• Extracted text
HOLLYWOOD BABYLON
Or: Frankie goes completely over the top. ROSE ROUSE braves brickbats and insults and attempts to tame Paul Morley’s Liverpudlian BEASTS
MY MISSION: to ascertain whether Frankie Goes To Hollywood have got talent, or whether they are merely a vehicle for Paul Morley’s sleazy aesthetic and seedy aphorisms, and the clawing ambition of Zang Tumb Tuum. A hollow or hallowed tomb, depending on your vantage point!
Also: to establish whether Frankie Goes To Hollywood are willing victims or helpless converts to the Trevor Horn treatment. Is it the art of production over matter? And does it matter?
In addition: to delve into the scheming behind this SEX talk. IS it a stance or just a prance across the publicity sheets?
Their mission: to destroy. Promotion by commotion. To deter examination. Havoc on demand. To fabricate a mind of their own. By loud, abusive recrimination.
My mission was inadvertent (I had to force myself).
Their mission was inadvertent (they couldn’t help themselves).
There’s a big difference. It’s one of intelligence. A big expectation under the circumstances…
“Do you hate us? I hate you.” Mark, bass. Intense paranoia and stare.
“You’re going to write that we’re a load of bollocks, aren’t you?” Brian, guitar. Curly hair and fear.
“Stab it in the arse.” Peter, drums. Gross indecency and genuine indifference.
From the slime to the sublime. And back.
Admittedly, I set off for Newcastle and The Tube in an ambiguous state of mind.

• Data provided
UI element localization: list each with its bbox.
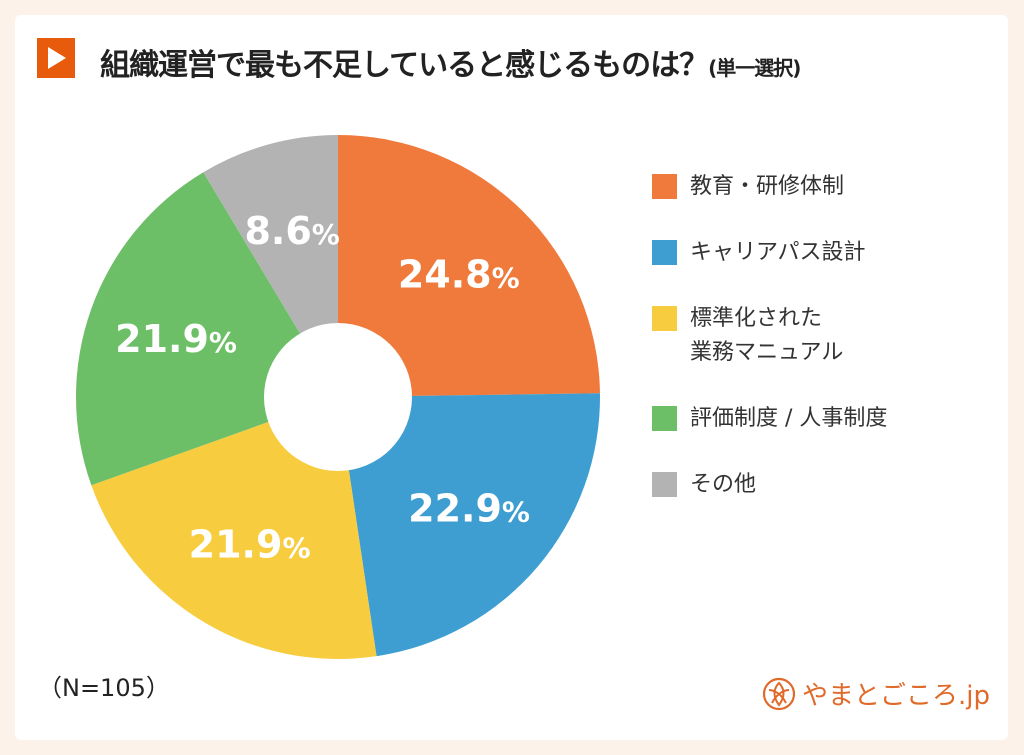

• Stated goal A
Please repeat word for word the part of the Frankie Goes To Hollywood article that opens with the words containing "Their mission: to" and closes with "couldn’t help themselves).".
• Stated goal B
In the Frankie Goes To Hollywood article, where does the writer set off for?
• Stated goal C
Resume the Frankie Goes To Hollywood article from where it stops.
The data above is separate material and has nothing to do with the Frankie Goes To Hollywood article.

• Output A
Their mission: to destroy. Promotion by commotion. To deter examination. Havoc on demand. To fabricate a mind of their own. By loud, abusive recrimination.
My mission was inadvertent (I had to force myself).
Their mission was inadvertent (they couldn’t help themselves).

• Output B
Newcastle and The Tube.

• Output C
I first saw Frankie Goes To Hollywood last March, at Camden Palace. They were abysmal. A pub rock band who had discovered decadence. They weren’t corny enough. They were tawdry with an ingrained lassitude. They performed non-committal, bored porn-rock with the injection of someone who has to do it for money every day. There was a worn-out peep-show indifference that permeated their performance. Their gay leather-groined front wasn’t even bravado. Their whip-clutching female back was an emaciated version of raunch. The potential was in their dreams and nowhere near actuality. I had the effrontery to rename them — Bert Goes To Clacton.
“My friends wouldn’t let me forget it for a week.” Holly, lead vocals. Soft voice and barbed insinuation.
I also mentioned in the review that their stereotyped, tired act was an insult to the gay community. Later, I realised that I’d forgotten to include an insult to the heterosexual community as well. On meeting them, I soon remembered.
“We expected you to be a big dyke,” said Brian.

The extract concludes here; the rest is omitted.